What the exercise asks: Write the records out again exactly, leaving no images in.

Data for this task:
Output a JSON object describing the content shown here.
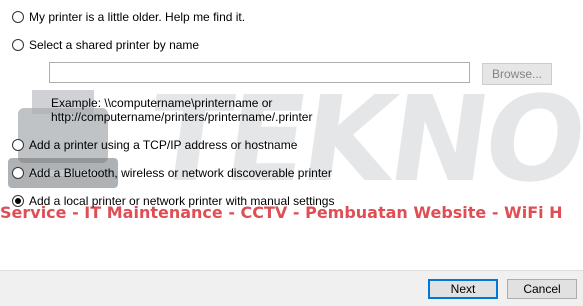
{
  "options": [
    {
      "label": "My printer is a little older. Help me find it.",
      "selected": false
    },
    {
      "label": "Select a shared printer by name",
      "selected": false
    },
    {
      "label": "Add a printer using a TCP/IP address or hostname",
      "selected": false
    },
    {
      "label": "Add a Bluetooth, wireless or network discoverable printer",
      "selected": false
    },
    {
      "label": "Add a local printer or network printer with manual settings",
      "selected": true
    }
  ],
  "shared_printer": {
    "value": "",
    "browse_label": "Browse...",
    "example_line1": "Example: \\\\computername\\printername or",
    "example_line2": "http://computername/printers/printername/.printer"
  },
  "footer": {
    "next_label": "Next",
    "cancel_label": "Cancel"
  },
  "watermark": {
    "brand": "TEKNODY",
    "tagline": "Service - IT Maintenance - CCTV - Pembuatan Website - WiFi H"
  },
  "colors": {
    "accent": "#0078d7",
    "watermark_red": "#d8232a"
  }
}
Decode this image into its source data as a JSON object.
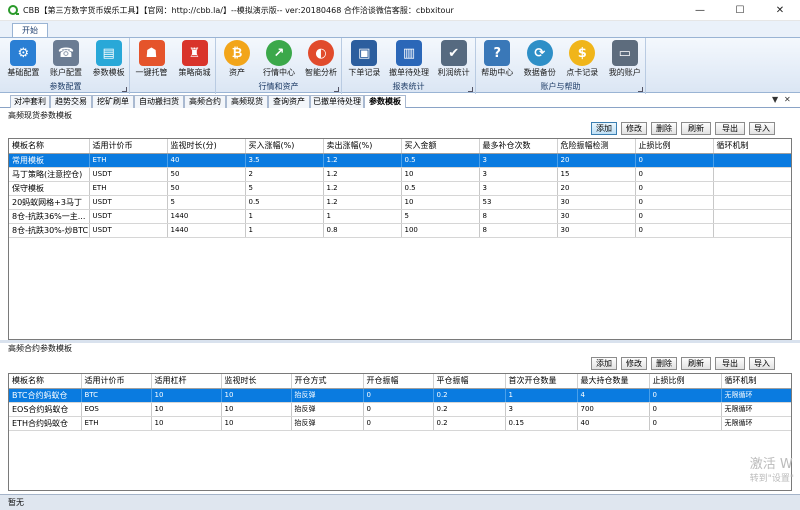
{
  "window": {
    "title": "CBB【第三方数字货币娱乐工具】【官网：http://cbb.la/】--模拟演示版-- ver:20180468    合作洽谈微信客服：cbbxitour",
    "min": "—",
    "max": "☐",
    "close": "✕"
  },
  "ribbon": {
    "tab": "开始",
    "groups": [
      {
        "label": "参数配置",
        "buttons": [
          {
            "label": "基础配置",
            "icon": "gear-box-icon",
            "color": "#2a7fd4",
            "glyph": "⚙"
          },
          {
            "label": "账户配置",
            "icon": "phone-icon",
            "color": "#6b7c93",
            "glyph": "☎"
          },
          {
            "label": "参数模板",
            "icon": "tablet-icon",
            "color": "#29a8d8",
            "glyph": "▤"
          }
        ]
      },
      {
        "label": "",
        "buttons": [
          {
            "label": "一键托管",
            "icon": "robot-icon",
            "color": "#e5542b",
            "glyph": "☗"
          },
          {
            "label": "策略商城",
            "icon": "store-icon",
            "color": "#d9342b",
            "glyph": "♜"
          }
        ]
      },
      {
        "label": "行情和资产",
        "buttons": [
          {
            "label": "资产",
            "icon": "bitcoin-icon",
            "color": "#f2a51a",
            "glyph": "₿"
          },
          {
            "label": "行情中心",
            "icon": "chart-up-icon",
            "color": "#3ba84a",
            "glyph": "↗"
          },
          {
            "label": "智能分析",
            "icon": "analysis-icon",
            "color": "#e14b2c",
            "glyph": "◐"
          }
        ]
      },
      {
        "label": "报表统计",
        "buttons": [
          {
            "label": "下单记录",
            "icon": "record-icon",
            "color": "#2c5e9e",
            "glyph": "▣"
          },
          {
            "label": "撤单待处理",
            "icon": "folder-icon",
            "color": "#2b67b8",
            "glyph": "▥"
          },
          {
            "label": "利润统计",
            "icon": "check-list-icon",
            "color": "#566a80",
            "glyph": "✔"
          }
        ]
      },
      {
        "label": "账户与帮助",
        "buttons": [
          {
            "label": "帮助中心",
            "icon": "help-user-icon",
            "color": "#3a78b8",
            "glyph": "?"
          },
          {
            "label": "数据备份",
            "icon": "backup-icon",
            "color": "#2e8fc7",
            "glyph": "⟳"
          },
          {
            "label": "点卡记录",
            "icon": "dollar-icon",
            "color": "#f0b51a",
            "glyph": "$"
          },
          {
            "label": "我的账户",
            "icon": "monitor-icon",
            "color": "#5d6c7d",
            "glyph": "▭"
          }
        ]
      }
    ]
  },
  "doctabs": [
    "对冲套利",
    "趋势交易",
    "挖矿刷单",
    "自动搬扫货",
    "高频合约",
    "高频现货",
    "查询资产",
    "已撤单待处理",
    "参数模板"
  ],
  "doctab_active": 8,
  "doctab_controls": [
    "▼",
    "✕"
  ],
  "buttons": {
    "add": "添加",
    "edit": "修改",
    "delete": "删除",
    "refresh": "刷新",
    "export": "导出",
    "import": "导入"
  },
  "spot": {
    "title": "高频现货参数模板",
    "headers": [
      "模板名称",
      "适用计价币",
      "监视时长(分)",
      "买入涨幅(%)",
      "卖出涨幅(%)",
      "买入金额",
      "最多补仓次数",
      "危险振幅检测",
      "止损比例",
      "循环机制"
    ],
    "rows": [
      [
        "常用模板",
        "ETH",
        "40",
        "3.5",
        "1.2",
        "0.5",
        "3",
        "20",
        "0",
        ""
      ],
      [
        "马丁策略(注意控仓)",
        "USDT",
        "50",
        "2",
        "1.2",
        "10",
        "3",
        "15",
        "0",
        ""
      ],
      [
        "保守模板",
        "ETH",
        "50",
        "5",
        "1.2",
        "0.5",
        "3",
        "20",
        "0",
        ""
      ],
      [
        "20蚂蚁网格+3马丁",
        "USDT",
        "5",
        "0.5",
        "1.2",
        "10",
        "53",
        "30",
        "0",
        ""
      ],
      [
        "8仓-抗跌36%一主...",
        "USDT",
        "1440",
        "1",
        "1",
        "5",
        "8",
        "30",
        "0",
        ""
      ],
      [
        "8仓-抗跌30%-炒BTC",
        "USDT",
        "1440",
        "1",
        "0.8",
        "100",
        "8",
        "30",
        "0",
        ""
      ]
    ]
  },
  "contract": {
    "title": "高频合约参数模板",
    "headers": [
      "模板名称",
      "适用计价币",
      "适用杠杆",
      "监视时长",
      "开仓方式",
      "开仓振幅",
      "平仓振幅",
      "首次开仓数量",
      "最大持仓数量",
      "止损比例",
      "循环机制"
    ],
    "rows": [
      [
        "BTC合约蚂蚁仓",
        "BTC",
        "10",
        "10",
        "抬反弹",
        "0",
        "0.2",
        "1",
        "4",
        "0",
        "无限循环"
      ],
      [
        "EOS合约蚂蚁仓",
        "EOS",
        "10",
        "10",
        "抬反弹",
        "0",
        "0.2",
        "3",
        "700",
        "0",
        "无限循环"
      ],
      [
        "ETH合约蚂蚁仓",
        "ETH",
        "10",
        "10",
        "抬反弹",
        "0",
        "0.2",
        "0.15",
        "40",
        "0",
        "无限循环"
      ]
    ]
  },
  "status": "暂无",
  "watermark": {
    "line1": "激活 W",
    "line2": "转到\"设置\""
  }
}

Problem solution:
Output a JSON object describing the content shown here.
{
  "options": [
    {
      "label": "My printer is a little older. Help me find it.",
      "selected": false
    },
    {
      "label": "Select a shared printer by name",
      "selected": false
    },
    {
      "label": "Add a printer using a TCP/IP address or hostname",
      "selected": false
    },
    {
      "label": "Add a Bluetooth, wireless or network discoverable printer",
      "selected": false
    },
    {
      "label": "Add a local printer or network printer with manual settings",
      "selected": true
    }
  ],
  "shared_printer": {
    "value": "",
    "browse_label": "Browse...",
    "example_line1": "Example: \\\\computername\\printername or",
    "example_line2": "http://computername/printers/printername/.printer"
  },
  "footer": {
    "next_label": "Next",
    "cancel_label": "Cancel"
  },
  "watermark": {
    "brand": "TEKNODY",
    "tagline": "Service - IT Maintenance - CCTV - Pembuatan Website - WiFi H"
  },
  "colors": {
    "accent": "#0078d7",
    "watermark_red": "#d8232a"
  }
}
Decode this image into its source data as a JSON object.
{
  "window": {
    "title": "CBB【第三方数字货币娱乐工具】【官网：http://cbb.la/】--模拟演示版-- ver:20180468    合作洽谈微信客服：cbbxitour",
    "min": "—",
    "max": "☐",
    "close": "✕"
  },
  "ribbon": {
    "tab": "开始",
    "groups": [
      {
        "label": "参数配置",
        "buttons": [
          {
            "label": "基础配置",
            "icon": "gear-box-icon",
            "color": "#2a7fd4",
            "glyph": "⚙"
          },
          {
            "label": "账户配置",
            "icon": "phone-icon",
            "color": "#6b7c93",
            "glyph": "☎"
          },
          {
            "label": "参数模板",
            "icon": "tablet-icon",
            "color": "#29a8d8",
            "glyph": "▤"
          }
        ]
      },
      {
        "label": "",
        "buttons": [
          {
            "label": "一键托管",
            "icon": "robot-icon",
            "color": "#e5542b",
            "glyph": "☗"
          },
          {
            "label": "策略商城",
            "icon": "store-icon",
            "color": "#d9342b",
            "glyph": "♜"
          }
        ]
      },
      {
        "label": "行情和资产",
        "buttons": [
          {
            "label": "资产",
            "icon": "bitcoin-icon",
            "color": "#f2a51a",
            "glyph": "₿"
          },
          {
            "label": "行情中心",
            "icon": "chart-up-icon",
            "color": "#3ba84a",
            "glyph": "↗"
          },
          {
            "label": "智能分析",
            "icon": "analysis-icon",
            "color": "#e14b2c",
            "glyph": "◐"
          }
        ]
      },
      {
        "label": "报表统计",
        "buttons": [
          {
            "label": "下单记录",
            "icon": "record-icon",
            "color": "#2c5e9e",
            "glyph": "▣"
          },
          {
            "label": "撤单待处理",
            "icon": "folder-icon",
            "color": "#2b67b8",
            "glyph": "▥"
          },
          {
            "label": "利润统计",
            "icon": "check-list-icon",
            "color": "#566a80",
            "glyph": "✔"
          }
        ]
      },
      {
        "label": "账户与帮助",
        "buttons": [
          {
            "label": "帮助中心",
            "icon": "help-user-icon",
            "color": "#3a78b8",
            "glyph": "?"
          },
          {
            "label": "数据备份",
            "icon": "backup-icon",
            "color": "#2e8fc7",
            "glyph": "⟳"
          },
          {
            "label": "点卡记录",
            "icon": "dollar-icon",
            "color": "#f0b51a",
            "glyph": "$"
          },
          {
            "label": "我的账户",
            "icon": "monitor-icon",
            "color": "#5d6c7d",
            "glyph": "▭"
          }
        ]
      }
    ]
  },
  "doctabs": [
    "对冲套利",
    "趋势交易",
    "挖矿刷单",
    "自动搬扫货",
    "高频合约",
    "高频现货",
    "查询资产",
    "已撤单待处理",
    "参数模板"
  ],
  "doctab_active": 8,
  "doctab_controls": [
    "▼",
    "✕"
  ],
  "buttons": {
    "add": "添加",
    "edit": "修改",
    "delete": "删除",
    "refresh": "刷新",
    "export": "导出",
    "import": "导入"
  },
  "spot": {
    "title": "高频现货参数模板",
    "headers": [
      "模板名称",
      "适用计价币",
      "监视时长(分)",
      "买入涨幅(%)",
      "卖出涨幅(%)",
      "买入金额",
      "最多补仓次数",
      "危险振幅检测",
      "止损比例",
      "循环机制"
    ],
    "rows": [
      [
        "常用模板",
        "ETH",
        "40",
        "3.5",
        "1.2",
        "0.5",
        "3",
        "20",
        "0",
        ""
      ],
      [
        "马丁策略(注意控仓)",
        "USDT",
        "50",
        "2",
        "1.2",
        "10",
        "3",
        "15",
        "0",
        ""
      ],
      [
        "保守模板",
        "ETH",
        "50",
        "5",
        "1.2",
        "0.5",
        "3",
        "20",
        "0",
        ""
      ],
      [
        "20蚂蚁网格+3马丁",
        "USDT",
        "5",
        "0.5",
        "1.2",
        "10",
        "53",
        "30",
        "0",
        ""
      ],
      [
        "8仓-抗跌36%一主...",
        "USDT",
        "1440",
        "1",
        "1",
        "5",
        "8",
        "30",
        "0",
        ""
      ],
      [
        "8仓-抗跌30%-炒BTC",
        "USDT",
        "1440",
        "1",
        "0.8",
        "100",
        "8",
        "30",
        "0",
        ""
      ]
    ]
  },
  "contract": {
    "title": "高频合约参数模板",
    "headers": [
      "模板名称",
      "适用计价币",
      "适用杠杆",
      "监视时长",
      "开仓方式",
      "开仓振幅",
      "平仓振幅",
      "首次开仓数量",
      "最大持仓数量",
      "止损比例",
      "循环机制"
    ],
    "rows": [
      [
        "BTC合约蚂蚁仓",
        "BTC",
        "10",
        "10",
        "抬反弹",
        "0",
        "0.2",
        "1",
        "4",
        "0",
        "无限循环"
      ],
      [
        "EOS合约蚂蚁仓",
        "EOS",
        "10",
        "10",
        "抬反弹",
        "0",
        "0.2",
        "3",
        "700",
        "0",
        "无限循环"
      ],
      [
        "ETH合约蚂蚁仓",
        "ETH",
        "10",
        "10",
        "抬反弹",
        "0",
        "0.2",
        "0.15",
        "40",
        "0",
        "无限循环"
      ]
    ]
  },
  "status": "暂无",
  "watermark": {
    "line1": "激活 W",
    "line2": "转到\"设置\""
  }
}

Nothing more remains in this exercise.